Count every line in the following entries where the word "персидский" appears. Give the count alone.

= Provided records =
** Start **

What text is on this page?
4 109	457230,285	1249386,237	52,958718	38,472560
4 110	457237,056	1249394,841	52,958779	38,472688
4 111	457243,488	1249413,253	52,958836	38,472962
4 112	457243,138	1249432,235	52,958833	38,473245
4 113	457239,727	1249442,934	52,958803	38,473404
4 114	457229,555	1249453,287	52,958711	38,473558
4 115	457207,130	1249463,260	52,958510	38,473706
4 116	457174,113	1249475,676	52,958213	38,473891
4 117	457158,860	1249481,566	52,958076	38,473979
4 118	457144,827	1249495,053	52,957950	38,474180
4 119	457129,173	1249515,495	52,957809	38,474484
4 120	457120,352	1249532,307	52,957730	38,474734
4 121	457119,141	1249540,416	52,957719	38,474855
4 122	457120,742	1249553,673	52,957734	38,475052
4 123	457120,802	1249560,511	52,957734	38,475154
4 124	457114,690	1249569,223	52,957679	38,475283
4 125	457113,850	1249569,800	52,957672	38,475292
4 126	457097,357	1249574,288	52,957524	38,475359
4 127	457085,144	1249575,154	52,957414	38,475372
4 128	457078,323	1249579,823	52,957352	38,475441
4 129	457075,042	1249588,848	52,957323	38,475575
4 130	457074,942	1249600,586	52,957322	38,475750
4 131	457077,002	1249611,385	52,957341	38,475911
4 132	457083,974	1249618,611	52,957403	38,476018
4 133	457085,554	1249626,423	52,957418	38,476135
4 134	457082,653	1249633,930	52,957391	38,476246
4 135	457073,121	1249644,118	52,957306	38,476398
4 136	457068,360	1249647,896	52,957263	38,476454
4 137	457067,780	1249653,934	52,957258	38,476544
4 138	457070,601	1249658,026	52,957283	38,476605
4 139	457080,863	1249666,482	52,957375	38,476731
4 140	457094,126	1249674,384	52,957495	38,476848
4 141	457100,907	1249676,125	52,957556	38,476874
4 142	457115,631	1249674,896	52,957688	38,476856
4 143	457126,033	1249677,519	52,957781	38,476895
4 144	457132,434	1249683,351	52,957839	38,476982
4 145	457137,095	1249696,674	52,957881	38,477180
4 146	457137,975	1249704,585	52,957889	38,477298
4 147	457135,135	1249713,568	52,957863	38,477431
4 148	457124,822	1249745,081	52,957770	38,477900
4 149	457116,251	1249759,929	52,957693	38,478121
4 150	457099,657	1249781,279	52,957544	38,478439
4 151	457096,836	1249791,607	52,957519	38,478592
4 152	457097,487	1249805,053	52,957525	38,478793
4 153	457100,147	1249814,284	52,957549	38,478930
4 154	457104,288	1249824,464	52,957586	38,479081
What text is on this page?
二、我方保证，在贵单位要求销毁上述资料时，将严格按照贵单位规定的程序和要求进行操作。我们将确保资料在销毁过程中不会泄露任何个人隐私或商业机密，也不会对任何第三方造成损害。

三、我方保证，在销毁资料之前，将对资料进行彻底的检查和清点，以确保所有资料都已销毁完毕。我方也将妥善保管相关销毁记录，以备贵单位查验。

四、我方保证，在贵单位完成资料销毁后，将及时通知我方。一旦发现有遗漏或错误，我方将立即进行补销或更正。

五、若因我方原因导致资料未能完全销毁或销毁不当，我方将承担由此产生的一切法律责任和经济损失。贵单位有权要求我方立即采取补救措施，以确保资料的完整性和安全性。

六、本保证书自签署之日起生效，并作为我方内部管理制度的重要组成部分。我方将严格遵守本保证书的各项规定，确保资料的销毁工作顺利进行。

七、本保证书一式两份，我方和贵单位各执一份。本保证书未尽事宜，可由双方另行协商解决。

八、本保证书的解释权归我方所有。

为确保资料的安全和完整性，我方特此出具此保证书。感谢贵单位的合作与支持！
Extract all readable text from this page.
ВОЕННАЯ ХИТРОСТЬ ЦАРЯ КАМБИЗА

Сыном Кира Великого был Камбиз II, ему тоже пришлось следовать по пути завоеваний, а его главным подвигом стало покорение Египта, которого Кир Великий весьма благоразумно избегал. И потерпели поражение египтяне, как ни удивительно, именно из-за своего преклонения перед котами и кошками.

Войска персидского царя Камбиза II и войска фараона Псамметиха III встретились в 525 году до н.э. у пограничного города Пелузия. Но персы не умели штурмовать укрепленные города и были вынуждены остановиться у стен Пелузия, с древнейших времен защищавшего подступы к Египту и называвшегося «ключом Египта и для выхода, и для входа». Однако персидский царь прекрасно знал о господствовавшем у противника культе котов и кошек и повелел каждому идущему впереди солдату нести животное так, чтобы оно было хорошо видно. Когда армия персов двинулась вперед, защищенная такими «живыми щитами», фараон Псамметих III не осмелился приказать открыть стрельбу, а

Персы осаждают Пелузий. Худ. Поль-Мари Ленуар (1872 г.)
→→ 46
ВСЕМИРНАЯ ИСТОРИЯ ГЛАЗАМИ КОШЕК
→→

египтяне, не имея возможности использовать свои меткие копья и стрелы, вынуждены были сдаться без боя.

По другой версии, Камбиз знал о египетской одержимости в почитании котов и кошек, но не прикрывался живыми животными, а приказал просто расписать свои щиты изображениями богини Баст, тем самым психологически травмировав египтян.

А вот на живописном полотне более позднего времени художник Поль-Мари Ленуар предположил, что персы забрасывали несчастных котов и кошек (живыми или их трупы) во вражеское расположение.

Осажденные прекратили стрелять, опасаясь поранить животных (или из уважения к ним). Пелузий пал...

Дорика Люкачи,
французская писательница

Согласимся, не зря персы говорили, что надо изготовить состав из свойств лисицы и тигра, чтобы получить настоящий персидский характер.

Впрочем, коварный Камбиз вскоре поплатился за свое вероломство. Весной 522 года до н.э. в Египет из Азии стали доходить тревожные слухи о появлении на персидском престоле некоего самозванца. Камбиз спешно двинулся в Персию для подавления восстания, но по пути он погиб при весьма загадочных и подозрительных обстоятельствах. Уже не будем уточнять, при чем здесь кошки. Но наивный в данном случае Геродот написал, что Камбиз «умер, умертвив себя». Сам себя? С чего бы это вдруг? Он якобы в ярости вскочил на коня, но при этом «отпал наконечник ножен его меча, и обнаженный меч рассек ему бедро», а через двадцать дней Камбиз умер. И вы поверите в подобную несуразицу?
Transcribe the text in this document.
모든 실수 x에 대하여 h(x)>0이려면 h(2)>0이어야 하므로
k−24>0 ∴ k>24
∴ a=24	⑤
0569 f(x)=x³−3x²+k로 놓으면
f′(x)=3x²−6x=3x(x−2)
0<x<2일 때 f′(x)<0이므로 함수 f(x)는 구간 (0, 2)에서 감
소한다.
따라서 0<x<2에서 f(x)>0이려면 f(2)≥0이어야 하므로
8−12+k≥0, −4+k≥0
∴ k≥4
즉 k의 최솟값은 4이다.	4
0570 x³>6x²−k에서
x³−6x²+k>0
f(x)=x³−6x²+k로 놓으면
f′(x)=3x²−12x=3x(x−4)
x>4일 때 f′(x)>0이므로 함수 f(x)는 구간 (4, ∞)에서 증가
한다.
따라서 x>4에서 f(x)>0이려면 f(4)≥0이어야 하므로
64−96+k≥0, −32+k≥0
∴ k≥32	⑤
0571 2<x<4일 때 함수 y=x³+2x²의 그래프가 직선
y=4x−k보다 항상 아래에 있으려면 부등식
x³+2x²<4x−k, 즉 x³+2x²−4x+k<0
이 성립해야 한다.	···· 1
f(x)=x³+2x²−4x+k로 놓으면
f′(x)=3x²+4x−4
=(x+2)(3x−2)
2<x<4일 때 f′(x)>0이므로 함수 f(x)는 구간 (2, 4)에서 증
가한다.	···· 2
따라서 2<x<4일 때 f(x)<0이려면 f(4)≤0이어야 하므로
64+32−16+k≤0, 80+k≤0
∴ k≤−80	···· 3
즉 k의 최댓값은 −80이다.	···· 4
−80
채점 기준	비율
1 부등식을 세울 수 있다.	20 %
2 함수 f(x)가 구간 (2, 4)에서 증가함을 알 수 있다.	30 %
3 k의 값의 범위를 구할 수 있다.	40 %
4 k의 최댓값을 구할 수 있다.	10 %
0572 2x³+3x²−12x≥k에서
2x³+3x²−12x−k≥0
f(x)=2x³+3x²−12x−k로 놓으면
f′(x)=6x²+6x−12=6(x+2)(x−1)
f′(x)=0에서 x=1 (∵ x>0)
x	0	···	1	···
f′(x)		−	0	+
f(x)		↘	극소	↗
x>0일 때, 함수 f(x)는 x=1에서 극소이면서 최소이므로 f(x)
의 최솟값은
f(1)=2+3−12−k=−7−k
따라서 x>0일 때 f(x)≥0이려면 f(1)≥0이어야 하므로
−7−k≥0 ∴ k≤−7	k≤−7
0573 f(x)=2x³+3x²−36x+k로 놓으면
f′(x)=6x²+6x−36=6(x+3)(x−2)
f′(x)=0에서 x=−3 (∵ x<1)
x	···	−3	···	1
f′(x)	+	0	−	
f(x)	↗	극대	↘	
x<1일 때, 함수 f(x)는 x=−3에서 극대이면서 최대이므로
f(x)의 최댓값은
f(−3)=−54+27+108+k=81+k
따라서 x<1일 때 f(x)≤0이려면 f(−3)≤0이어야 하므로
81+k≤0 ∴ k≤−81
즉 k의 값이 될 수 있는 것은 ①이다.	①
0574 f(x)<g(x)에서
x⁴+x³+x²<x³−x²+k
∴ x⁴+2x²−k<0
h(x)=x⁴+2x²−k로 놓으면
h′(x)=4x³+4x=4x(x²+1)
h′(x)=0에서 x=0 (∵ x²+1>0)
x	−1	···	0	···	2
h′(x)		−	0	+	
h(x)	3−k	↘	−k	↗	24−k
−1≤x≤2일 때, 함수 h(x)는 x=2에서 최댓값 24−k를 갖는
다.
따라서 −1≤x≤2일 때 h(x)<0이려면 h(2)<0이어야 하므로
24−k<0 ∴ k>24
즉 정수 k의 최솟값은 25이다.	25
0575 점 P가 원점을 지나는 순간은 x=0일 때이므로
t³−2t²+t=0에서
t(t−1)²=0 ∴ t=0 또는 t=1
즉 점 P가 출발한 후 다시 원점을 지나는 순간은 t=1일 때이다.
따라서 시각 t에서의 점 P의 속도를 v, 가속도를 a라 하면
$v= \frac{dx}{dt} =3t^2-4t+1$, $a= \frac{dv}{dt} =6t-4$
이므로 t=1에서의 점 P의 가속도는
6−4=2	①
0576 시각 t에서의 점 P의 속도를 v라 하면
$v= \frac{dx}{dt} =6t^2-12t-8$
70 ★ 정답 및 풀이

** End **

= Result =
2